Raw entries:
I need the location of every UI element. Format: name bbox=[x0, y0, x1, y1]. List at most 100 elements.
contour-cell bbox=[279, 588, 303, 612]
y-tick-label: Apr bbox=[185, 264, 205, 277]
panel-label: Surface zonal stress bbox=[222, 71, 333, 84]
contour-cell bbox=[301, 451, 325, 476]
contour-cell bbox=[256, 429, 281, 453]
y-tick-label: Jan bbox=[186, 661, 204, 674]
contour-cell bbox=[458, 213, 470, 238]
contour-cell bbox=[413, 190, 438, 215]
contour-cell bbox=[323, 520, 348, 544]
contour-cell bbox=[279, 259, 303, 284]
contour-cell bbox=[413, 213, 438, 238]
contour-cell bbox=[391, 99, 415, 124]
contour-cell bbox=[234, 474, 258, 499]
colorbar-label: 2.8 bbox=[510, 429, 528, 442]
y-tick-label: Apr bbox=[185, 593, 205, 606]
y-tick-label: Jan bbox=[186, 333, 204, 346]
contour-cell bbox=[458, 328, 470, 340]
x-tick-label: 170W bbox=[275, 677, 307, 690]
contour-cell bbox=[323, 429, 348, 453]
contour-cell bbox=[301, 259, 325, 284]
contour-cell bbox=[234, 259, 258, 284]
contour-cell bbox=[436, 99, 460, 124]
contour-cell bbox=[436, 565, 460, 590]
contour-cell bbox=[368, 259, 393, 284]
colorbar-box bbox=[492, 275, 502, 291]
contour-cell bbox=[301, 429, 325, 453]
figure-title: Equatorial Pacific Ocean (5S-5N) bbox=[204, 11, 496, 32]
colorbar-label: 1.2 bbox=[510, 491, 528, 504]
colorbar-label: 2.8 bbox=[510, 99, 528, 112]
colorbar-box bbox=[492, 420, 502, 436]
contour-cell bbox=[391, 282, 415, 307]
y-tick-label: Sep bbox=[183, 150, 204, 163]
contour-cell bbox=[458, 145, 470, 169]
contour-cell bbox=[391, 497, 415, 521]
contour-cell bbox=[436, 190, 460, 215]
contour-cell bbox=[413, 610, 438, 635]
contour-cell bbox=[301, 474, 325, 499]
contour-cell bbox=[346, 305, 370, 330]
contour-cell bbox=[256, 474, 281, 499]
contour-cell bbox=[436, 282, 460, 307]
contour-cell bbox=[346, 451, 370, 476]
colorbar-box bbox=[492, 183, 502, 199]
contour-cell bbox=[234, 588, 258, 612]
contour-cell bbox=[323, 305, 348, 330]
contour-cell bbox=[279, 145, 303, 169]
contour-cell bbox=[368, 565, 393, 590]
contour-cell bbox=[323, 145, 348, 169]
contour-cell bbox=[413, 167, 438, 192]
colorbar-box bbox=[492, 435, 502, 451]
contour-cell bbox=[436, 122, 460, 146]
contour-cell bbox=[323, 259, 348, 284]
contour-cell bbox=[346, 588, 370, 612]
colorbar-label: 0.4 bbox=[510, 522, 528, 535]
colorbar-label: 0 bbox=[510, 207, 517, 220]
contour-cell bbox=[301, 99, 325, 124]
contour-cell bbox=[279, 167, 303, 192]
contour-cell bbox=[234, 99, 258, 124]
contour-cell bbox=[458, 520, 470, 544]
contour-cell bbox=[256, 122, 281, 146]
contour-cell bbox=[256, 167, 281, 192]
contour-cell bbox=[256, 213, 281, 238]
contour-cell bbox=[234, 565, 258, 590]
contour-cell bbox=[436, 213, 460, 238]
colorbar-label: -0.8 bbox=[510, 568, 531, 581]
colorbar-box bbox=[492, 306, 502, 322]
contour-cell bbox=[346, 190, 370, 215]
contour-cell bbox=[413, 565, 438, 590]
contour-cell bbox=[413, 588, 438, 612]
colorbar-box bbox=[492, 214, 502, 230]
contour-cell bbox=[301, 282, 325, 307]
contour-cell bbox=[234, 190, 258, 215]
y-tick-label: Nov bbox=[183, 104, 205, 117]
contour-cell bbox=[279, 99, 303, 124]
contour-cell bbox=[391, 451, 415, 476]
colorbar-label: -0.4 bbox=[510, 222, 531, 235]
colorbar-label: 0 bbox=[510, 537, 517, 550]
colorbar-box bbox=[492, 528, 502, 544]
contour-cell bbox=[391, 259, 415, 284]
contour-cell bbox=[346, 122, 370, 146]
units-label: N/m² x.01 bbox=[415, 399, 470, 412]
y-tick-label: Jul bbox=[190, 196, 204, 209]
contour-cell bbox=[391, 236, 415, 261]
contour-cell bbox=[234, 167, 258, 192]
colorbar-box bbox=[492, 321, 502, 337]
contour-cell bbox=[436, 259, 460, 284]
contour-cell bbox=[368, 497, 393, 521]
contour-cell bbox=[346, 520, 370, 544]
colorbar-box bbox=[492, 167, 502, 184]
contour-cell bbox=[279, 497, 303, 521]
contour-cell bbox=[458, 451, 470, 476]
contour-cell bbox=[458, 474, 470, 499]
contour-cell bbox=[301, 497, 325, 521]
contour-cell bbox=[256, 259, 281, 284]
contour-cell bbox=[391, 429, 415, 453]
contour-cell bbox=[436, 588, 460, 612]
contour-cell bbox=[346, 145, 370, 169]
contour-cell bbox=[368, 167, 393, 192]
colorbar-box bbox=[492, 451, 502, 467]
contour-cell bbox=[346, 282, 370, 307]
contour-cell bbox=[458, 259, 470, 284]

YOUR GOAL »
Please reproduce every one of the entries above verbatim, changing and omitting nothing.

THE ANSWER »
I need the location of every UI element. Format: name bbox=[x0, y0, x1, y1]. List at most 100 elements.
contour-cell bbox=[279, 588, 303, 612]
y-tick-label: Apr bbox=[185, 264, 205, 277]
panel-label: Surface zonal stress bbox=[222, 71, 333, 84]
contour-cell bbox=[301, 451, 325, 476]
contour-cell bbox=[256, 429, 281, 453]
y-tick-label: Jan bbox=[186, 661, 204, 674]
contour-cell bbox=[458, 213, 470, 238]
contour-cell bbox=[413, 190, 438, 215]
contour-cell bbox=[323, 520, 348, 544]
contour-cell bbox=[279, 259, 303, 284]
contour-cell bbox=[413, 213, 438, 238]
contour-cell bbox=[391, 99, 415, 124]
contour-cell bbox=[234, 474, 258, 499]
colorbar-label: 2.8 bbox=[510, 429, 528, 442]
y-tick-label: Apr bbox=[185, 593, 205, 606]
y-tick-label: Jan bbox=[186, 333, 204, 346]
contour-cell bbox=[458, 328, 470, 340]
x-tick-label: 170W bbox=[275, 677, 307, 690]
contour-cell bbox=[323, 429, 348, 453]
contour-cell bbox=[301, 259, 325, 284]
contour-cell bbox=[234, 259, 258, 284]
contour-cell bbox=[436, 99, 460, 124]
contour-cell bbox=[436, 565, 460, 590]
contour-cell bbox=[368, 259, 393, 284]
colorbar-box bbox=[492, 275, 502, 291]
contour-cell bbox=[301, 429, 325, 453]
figure-title: Equatorial Pacific Ocean (5S-5N) bbox=[204, 11, 496, 32]
colorbar-label: 1.2 bbox=[510, 491, 528, 504]
colorbar-label: 2.8 bbox=[510, 99, 528, 112]
colorbar-box bbox=[492, 420, 502, 436]
contour-cell bbox=[391, 282, 415, 307]
y-tick-label: Sep bbox=[183, 150, 204, 163]
contour-cell bbox=[458, 145, 470, 169]
contour-cell bbox=[391, 497, 415, 521]
contour-cell bbox=[436, 190, 460, 215]
contour-cell bbox=[413, 610, 438, 635]
contour-cell bbox=[301, 474, 325, 499]
contour-cell bbox=[346, 305, 370, 330]
contour-cell bbox=[256, 474, 281, 499]
contour-cell bbox=[436, 282, 460, 307]
contour-cell bbox=[346, 451, 370, 476]
colorbar-box bbox=[492, 183, 502, 199]
contour-cell bbox=[234, 588, 258, 612]
contour-cell bbox=[323, 305, 348, 330]
contour-cell bbox=[279, 145, 303, 169]
contour-cell bbox=[368, 565, 393, 590]
contour-cell bbox=[323, 145, 348, 169]
contour-cell bbox=[413, 167, 438, 192]
colorbar-box bbox=[492, 435, 502, 451]
contour-cell bbox=[436, 122, 460, 146]
contour-cell bbox=[323, 259, 348, 284]
contour-cell bbox=[346, 588, 370, 612]
colorbar-label: 0.4 bbox=[510, 522, 528, 535]
colorbar-label: 0 bbox=[510, 207, 517, 220]
contour-cell bbox=[301, 99, 325, 124]
contour-cell bbox=[279, 167, 303, 192]
contour-cell bbox=[234, 99, 258, 124]
contour-cell bbox=[458, 520, 470, 544]
contour-cell bbox=[256, 122, 281, 146]
contour-cell bbox=[256, 167, 281, 192]
contour-cell bbox=[256, 213, 281, 238]
contour-cell bbox=[234, 565, 258, 590]
contour-cell bbox=[436, 213, 460, 238]
colorbar-label: -0.8 bbox=[510, 568, 531, 581]
colorbar-box bbox=[492, 306, 502, 322]
contour-cell bbox=[346, 190, 370, 215]
contour-cell bbox=[413, 565, 438, 590]
contour-cell bbox=[413, 588, 438, 612]
colorbar-box bbox=[492, 214, 502, 230]
contour-cell bbox=[301, 282, 325, 307]
contour-cell bbox=[234, 190, 258, 215]
y-tick-label: Nov bbox=[183, 104, 205, 117]
contour-cell bbox=[279, 99, 303, 124]
contour-cell bbox=[391, 451, 415, 476]
colorbar-label: -0.4 bbox=[510, 222, 531, 235]
colorbar-label: 0 bbox=[510, 537, 517, 550]
colorbar-box bbox=[492, 528, 502, 544]
contour-cell bbox=[391, 259, 415, 284]
contour-cell bbox=[346, 122, 370, 146]
units-label: N/m² x.01 bbox=[415, 399, 470, 412]
y-tick-label: Jul bbox=[190, 196, 204, 209]
contour-cell bbox=[391, 236, 415, 261]
contour-cell bbox=[234, 167, 258, 192]
colorbar-box bbox=[492, 321, 502, 337]
contour-cell bbox=[436, 259, 460, 284]
contour-cell bbox=[368, 497, 393, 521]
contour-cell bbox=[346, 520, 370, 544]
colorbar-box bbox=[492, 167, 502, 184]
contour-cell bbox=[279, 497, 303, 521]
contour-cell bbox=[458, 451, 470, 476]
contour-cell bbox=[458, 474, 470, 499]
contour-cell bbox=[301, 497, 325, 521]
contour-cell bbox=[256, 259, 281, 284]
contour-cell bbox=[391, 429, 415, 453]
contour-cell bbox=[436, 588, 460, 612]
contour-cell bbox=[346, 145, 370, 169]
contour-cell bbox=[368, 167, 393, 192]
colorbar-box bbox=[492, 451, 502, 467]
contour-cell bbox=[346, 282, 370, 307]
contour-cell bbox=[458, 259, 470, 284]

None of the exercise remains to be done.